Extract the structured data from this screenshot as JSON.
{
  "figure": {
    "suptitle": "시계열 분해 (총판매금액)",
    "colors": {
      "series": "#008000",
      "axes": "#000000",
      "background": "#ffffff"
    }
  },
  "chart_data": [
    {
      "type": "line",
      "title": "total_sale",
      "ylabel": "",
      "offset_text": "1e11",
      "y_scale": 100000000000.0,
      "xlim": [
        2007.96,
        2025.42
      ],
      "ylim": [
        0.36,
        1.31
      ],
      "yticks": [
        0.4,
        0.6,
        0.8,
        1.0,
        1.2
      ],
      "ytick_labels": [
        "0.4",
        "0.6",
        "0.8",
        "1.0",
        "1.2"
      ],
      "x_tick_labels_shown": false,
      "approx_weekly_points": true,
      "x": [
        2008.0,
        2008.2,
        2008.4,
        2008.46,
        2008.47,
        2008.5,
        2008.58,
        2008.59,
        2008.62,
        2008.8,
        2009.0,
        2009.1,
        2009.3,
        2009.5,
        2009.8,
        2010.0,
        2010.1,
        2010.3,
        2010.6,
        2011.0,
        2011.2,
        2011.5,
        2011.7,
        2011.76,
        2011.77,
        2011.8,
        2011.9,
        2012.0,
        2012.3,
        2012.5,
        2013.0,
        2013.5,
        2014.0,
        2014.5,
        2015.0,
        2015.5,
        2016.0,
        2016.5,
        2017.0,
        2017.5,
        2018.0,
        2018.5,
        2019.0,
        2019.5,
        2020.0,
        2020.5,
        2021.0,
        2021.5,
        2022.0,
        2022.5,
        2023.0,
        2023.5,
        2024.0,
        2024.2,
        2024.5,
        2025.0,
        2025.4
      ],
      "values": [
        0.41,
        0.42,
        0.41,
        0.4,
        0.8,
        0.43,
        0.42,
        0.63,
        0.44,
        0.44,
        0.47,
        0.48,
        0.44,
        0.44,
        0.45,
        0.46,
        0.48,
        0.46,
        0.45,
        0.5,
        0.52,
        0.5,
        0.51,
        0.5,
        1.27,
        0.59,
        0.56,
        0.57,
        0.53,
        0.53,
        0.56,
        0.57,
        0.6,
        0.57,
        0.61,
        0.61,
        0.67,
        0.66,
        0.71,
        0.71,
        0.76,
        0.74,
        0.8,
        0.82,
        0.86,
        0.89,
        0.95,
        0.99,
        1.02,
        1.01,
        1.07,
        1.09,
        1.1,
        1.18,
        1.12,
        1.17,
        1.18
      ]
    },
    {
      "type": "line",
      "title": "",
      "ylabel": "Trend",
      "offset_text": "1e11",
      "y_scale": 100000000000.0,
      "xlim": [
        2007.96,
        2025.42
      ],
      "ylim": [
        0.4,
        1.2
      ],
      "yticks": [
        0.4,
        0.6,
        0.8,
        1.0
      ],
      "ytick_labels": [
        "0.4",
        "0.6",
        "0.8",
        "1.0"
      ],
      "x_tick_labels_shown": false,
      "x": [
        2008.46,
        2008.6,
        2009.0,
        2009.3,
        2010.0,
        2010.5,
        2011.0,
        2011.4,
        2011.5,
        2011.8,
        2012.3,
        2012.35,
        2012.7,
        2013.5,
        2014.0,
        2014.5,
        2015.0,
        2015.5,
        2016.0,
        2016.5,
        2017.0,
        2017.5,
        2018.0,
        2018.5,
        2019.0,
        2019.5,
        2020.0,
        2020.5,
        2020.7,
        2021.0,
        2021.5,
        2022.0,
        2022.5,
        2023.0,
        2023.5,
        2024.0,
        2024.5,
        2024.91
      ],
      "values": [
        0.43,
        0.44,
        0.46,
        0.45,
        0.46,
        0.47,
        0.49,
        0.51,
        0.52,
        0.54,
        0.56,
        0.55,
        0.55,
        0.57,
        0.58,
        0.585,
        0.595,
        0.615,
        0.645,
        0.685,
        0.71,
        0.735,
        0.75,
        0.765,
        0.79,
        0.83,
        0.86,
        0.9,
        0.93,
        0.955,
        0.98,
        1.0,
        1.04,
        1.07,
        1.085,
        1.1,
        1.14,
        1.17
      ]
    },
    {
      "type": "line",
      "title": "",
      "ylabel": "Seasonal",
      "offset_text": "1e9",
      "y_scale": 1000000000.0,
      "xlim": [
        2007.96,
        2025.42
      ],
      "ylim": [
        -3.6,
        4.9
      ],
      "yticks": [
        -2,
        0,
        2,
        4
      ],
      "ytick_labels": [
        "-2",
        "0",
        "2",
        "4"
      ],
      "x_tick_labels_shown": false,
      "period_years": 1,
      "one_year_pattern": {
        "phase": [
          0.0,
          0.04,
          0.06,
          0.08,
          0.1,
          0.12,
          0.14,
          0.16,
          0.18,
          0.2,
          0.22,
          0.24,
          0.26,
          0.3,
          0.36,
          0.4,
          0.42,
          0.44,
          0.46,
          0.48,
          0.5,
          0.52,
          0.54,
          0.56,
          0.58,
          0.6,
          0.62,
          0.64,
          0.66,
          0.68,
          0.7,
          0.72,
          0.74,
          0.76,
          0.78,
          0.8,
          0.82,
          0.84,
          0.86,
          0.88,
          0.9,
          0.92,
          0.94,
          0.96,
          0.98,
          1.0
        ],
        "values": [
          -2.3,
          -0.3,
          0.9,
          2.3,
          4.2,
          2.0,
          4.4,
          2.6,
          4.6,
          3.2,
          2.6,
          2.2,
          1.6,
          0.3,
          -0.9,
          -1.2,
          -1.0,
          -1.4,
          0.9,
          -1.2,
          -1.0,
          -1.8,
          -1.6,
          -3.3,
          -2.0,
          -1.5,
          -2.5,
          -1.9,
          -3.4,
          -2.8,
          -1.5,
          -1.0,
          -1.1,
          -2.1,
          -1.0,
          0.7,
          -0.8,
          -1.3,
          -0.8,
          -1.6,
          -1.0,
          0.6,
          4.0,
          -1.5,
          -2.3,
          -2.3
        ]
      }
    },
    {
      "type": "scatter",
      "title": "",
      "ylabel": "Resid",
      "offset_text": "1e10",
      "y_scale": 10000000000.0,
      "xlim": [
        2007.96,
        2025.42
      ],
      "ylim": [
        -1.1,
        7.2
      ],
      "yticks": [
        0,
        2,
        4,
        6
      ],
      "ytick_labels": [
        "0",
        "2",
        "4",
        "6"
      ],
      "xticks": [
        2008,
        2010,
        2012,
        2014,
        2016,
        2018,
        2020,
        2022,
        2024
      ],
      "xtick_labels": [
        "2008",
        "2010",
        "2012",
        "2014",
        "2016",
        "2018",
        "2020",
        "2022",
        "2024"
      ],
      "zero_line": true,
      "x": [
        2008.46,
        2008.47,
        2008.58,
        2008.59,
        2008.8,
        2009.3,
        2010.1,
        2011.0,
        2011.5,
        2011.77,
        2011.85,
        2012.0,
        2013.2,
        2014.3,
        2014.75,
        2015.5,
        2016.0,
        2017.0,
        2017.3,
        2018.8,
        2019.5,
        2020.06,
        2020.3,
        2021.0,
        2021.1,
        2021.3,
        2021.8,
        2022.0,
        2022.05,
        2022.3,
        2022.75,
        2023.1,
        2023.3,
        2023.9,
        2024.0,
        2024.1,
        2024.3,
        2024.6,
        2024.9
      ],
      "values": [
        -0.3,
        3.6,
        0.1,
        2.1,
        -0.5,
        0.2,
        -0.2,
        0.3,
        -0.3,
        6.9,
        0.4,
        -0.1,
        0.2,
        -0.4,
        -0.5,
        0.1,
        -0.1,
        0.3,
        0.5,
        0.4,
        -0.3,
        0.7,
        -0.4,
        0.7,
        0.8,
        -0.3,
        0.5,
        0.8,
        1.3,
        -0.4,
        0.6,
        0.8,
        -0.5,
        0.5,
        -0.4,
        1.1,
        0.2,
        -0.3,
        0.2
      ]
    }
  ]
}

━━━━━━

- _REQUIREMENT_:
Reproduce all of the entries word for word.

- _EXERCISE OUTPUT_:
Extract the structured data from this screenshot as JSON.
{
  "figure": {
    "suptitle": "시계열 분해 (총판매금액)",
    "colors": {
      "series": "#008000",
      "axes": "#000000",
      "background": "#ffffff"
    }
  },
  "chart_data": [
    {
      "type": "line",
      "title": "total_sale",
      "ylabel": "",
      "offset_text": "1e11",
      "y_scale": 100000000000.0,
      "xlim": [
        2007.96,
        2025.42
      ],
      "ylim": [
        0.36,
        1.31
      ],
      "yticks": [
        0.4,
        0.6,
        0.8,
        1.0,
        1.2
      ],
      "ytick_labels": [
        "0.4",
        "0.6",
        "0.8",
        "1.0",
        "1.2"
      ],
      "x_tick_labels_shown": false,
      "approx_weekly_points": true,
      "x": [
        2008.0,
        2008.2,
        2008.4,
        2008.46,
        2008.47,
        2008.5,
        2008.58,
        2008.59,
        2008.62,
        2008.8,
        2009.0,
        2009.1,
        2009.3,
        2009.5,
        2009.8,
        2010.0,
        2010.1,
        2010.3,
        2010.6,
        2011.0,
        2011.2,
        2011.5,
        2011.7,
        2011.76,
        2011.77,
        2011.8,
        2011.9,
        2012.0,
        2012.3,
        2012.5,
        2013.0,
        2013.5,
        2014.0,
        2014.5,
        2015.0,
        2015.5,
        2016.0,
        2016.5,
        2017.0,
        2017.5,
        2018.0,
        2018.5,
        2019.0,
        2019.5,
        2020.0,
        2020.5,
        2021.0,
        2021.5,
        2022.0,
        2022.5,
        2023.0,
        2023.5,
        2024.0,
        2024.2,
        2024.5,
        2025.0,
        2025.4
      ],
      "values": [
        0.41,
        0.42,
        0.41,
        0.4,
        0.8,
        0.43,
        0.42,
        0.63,
        0.44,
        0.44,
        0.47,
        0.48,
        0.44,
        0.44,
        0.45,
        0.46,
        0.48,
        0.46,
        0.45,
        0.5,
        0.52,
        0.5,
        0.51,
        0.5,
        1.27,
        0.59,
        0.56,
        0.57,
        0.53,
        0.53,
        0.56,
        0.57,
        0.6,
        0.57,
        0.61,
        0.61,
        0.67,
        0.66,
        0.71,
        0.71,
        0.76,
        0.74,
        0.8,
        0.82,
        0.86,
        0.89,
        0.95,
        0.99,
        1.02,
        1.01,
        1.07,
        1.09,
        1.1,
        1.18,
        1.12,
        1.17,
        1.18
      ]
    },
    {
      "type": "line",
      "title": "",
      "ylabel": "Trend",
      "offset_text": "1e11",
      "y_scale": 100000000000.0,
      "xlim": [
        2007.96,
        2025.42
      ],
      "ylim": [
        0.4,
        1.2
      ],
      "yticks": [
        0.4,
        0.6,
        0.8,
        1.0
      ],
      "ytick_labels": [
        "0.4",
        "0.6",
        "0.8",
        "1.0"
      ],
      "x_tick_labels_shown": false,
      "x": [
        2008.46,
        2008.6,
        2009.0,
        2009.3,
        2010.0,
        2010.5,
        2011.0,
        2011.4,
        2011.5,
        2011.8,
        2012.3,
        2012.35,
        2012.7,
        2013.5,
        2014.0,
        2014.5,
        2015.0,
        2015.5,
        2016.0,
        2016.5,
        2017.0,
        2017.5,
        2018.0,
        2018.5,
        2019.0,
        2019.5,
        2020.0,
        2020.5,
        2020.7,
        2021.0,
        2021.5,
        2022.0,
        2022.5,
        2023.0,
        2023.5,
        2024.0,
        2024.5,
        2024.91
      ],
      "values": [
        0.43,
        0.44,
        0.46,
        0.45,
        0.46,
        0.47,
        0.49,
        0.51,
        0.52,
        0.54,
        0.56,
        0.55,
        0.55,
        0.57,
        0.58,
        0.585,
        0.595,
        0.615,
        0.645,
        0.685,
        0.71,
        0.735,
        0.75,
        0.765,
        0.79,
        0.83,
        0.86,
        0.9,
        0.93,
        0.955,
        0.98,
        1.0,
        1.04,
        1.07,
        1.085,
        1.1,
        1.14,
        1.17
      ]
    },
    {
      "type": "line",
      "title": "",
      "ylabel": "Seasonal",
      "offset_text": "1e9",
      "y_scale": 1000000000.0,
      "xlim": [
        2007.96,
        2025.42
      ],
      "ylim": [
        -3.6,
        4.9
      ],
      "yticks": [
        -2,
        0,
        2,
        4
      ],
      "ytick_labels": [
        "-2",
        "0",
        "2",
        "4"
      ],
      "x_tick_labels_shown": false,
      "period_years": 1,
      "one_year_pattern": {
        "phase": [
          0.0,
          0.04,
          0.06,
          0.08,
          0.1,
          0.12,
          0.14,
          0.16,
          0.18,
          0.2,
          0.22,
          0.24,
          0.26,
          0.3,
          0.36,
          0.4,
          0.42,
          0.44,
          0.46,
          0.48,
          0.5,
          0.52,
          0.54,
          0.56,
          0.58,
          0.6,
          0.62,
          0.64,
          0.66,
          0.68,
          0.7,
          0.72,
          0.74,
          0.76,
          0.78,
          0.8,
          0.82,
          0.84,
          0.86,
          0.88,
          0.9,
          0.92,
          0.94,
          0.96,
          0.98,
          1.0
        ],
        "values": [
          -2.3,
          -0.3,
          0.9,
          2.3,
          4.2,
          2.0,
          4.4,
          2.6,
          4.6,
          3.2,
          2.6,
          2.2,
          1.6,
          0.3,
          -0.9,
          -1.2,
          -1.0,
          -1.4,
          0.9,
          -1.2,
          -1.0,
          -1.8,
          -1.6,
          -3.3,
          -2.0,
          -1.5,
          -2.5,
          -1.9,
          -3.4,
          -2.8,
          -1.5,
          -1.0,
          -1.1,
          -2.1,
          -1.0,
          0.7,
          -0.8,
          -1.3,
          -0.8,
          -1.6,
          -1.0,
          0.6,
          4.0,
          -1.5,
          -2.3,
          -2.3
        ]
      }
    },
    {
      "type": "scatter",
      "title": "",
      "ylabel": "Resid",
      "offset_text": "1e10",
      "y_scale": 10000000000.0,
      "xlim": [
        2007.96,
        2025.42
      ],
      "ylim": [
        -1.1,
        7.2
      ],
      "yticks": [
        0,
        2,
        4,
        6
      ],
      "ytick_labels": [
        "0",
        "2",
        "4",
        "6"
      ],
      "xticks": [
        2008,
        2010,
        2012,
        2014,
        2016,
        2018,
        2020,
        2022,
        2024
      ],
      "xtick_labels": [
        "2008",
        "2010",
        "2012",
        "2014",
        "2016",
        "2018",
        "2020",
        "2022",
        "2024"
      ],
      "zero_line": true,
      "x": [
        2008.46,
        2008.47,
        2008.58,
        2008.59,
        2008.8,
        2009.3,
        2010.1,
        2011.0,
        2011.5,
        2011.77,
        2011.85,
        2012.0,
        2013.2,
        2014.3,
        2014.75,
        2015.5,
        2016.0,
        2017.0,
        2017.3,
        2018.8,
        2019.5,
        2020.06,
        2020.3,
        2021.0,
        2021.1,
        2021.3,
        2021.8,
        2022.0,
        2022.05,
        2022.3,
        2022.75,
        2023.1,
        2023.3,
        2023.9,
        2024.0,
        2024.1,
        2024.3,
        2024.6,
        2024.9
      ],
      "values": [
        -0.3,
        3.6,
        0.1,
        2.1,
        -0.5,
        0.2,
        -0.2,
        0.3,
        -0.3,
        6.9,
        0.4,
        -0.1,
        0.2,
        -0.4,
        -0.5,
        0.1,
        -0.1,
        0.3,
        0.5,
        0.4,
        -0.3,
        0.7,
        -0.4,
        0.7,
        0.8,
        -0.3,
        0.5,
        0.8,
        1.3,
        -0.4,
        0.6,
        0.8,
        -0.5,
        0.5,
        -0.4,
        1.1,
        0.2,
        -0.3,
        0.2
      ]
    }
  ]
}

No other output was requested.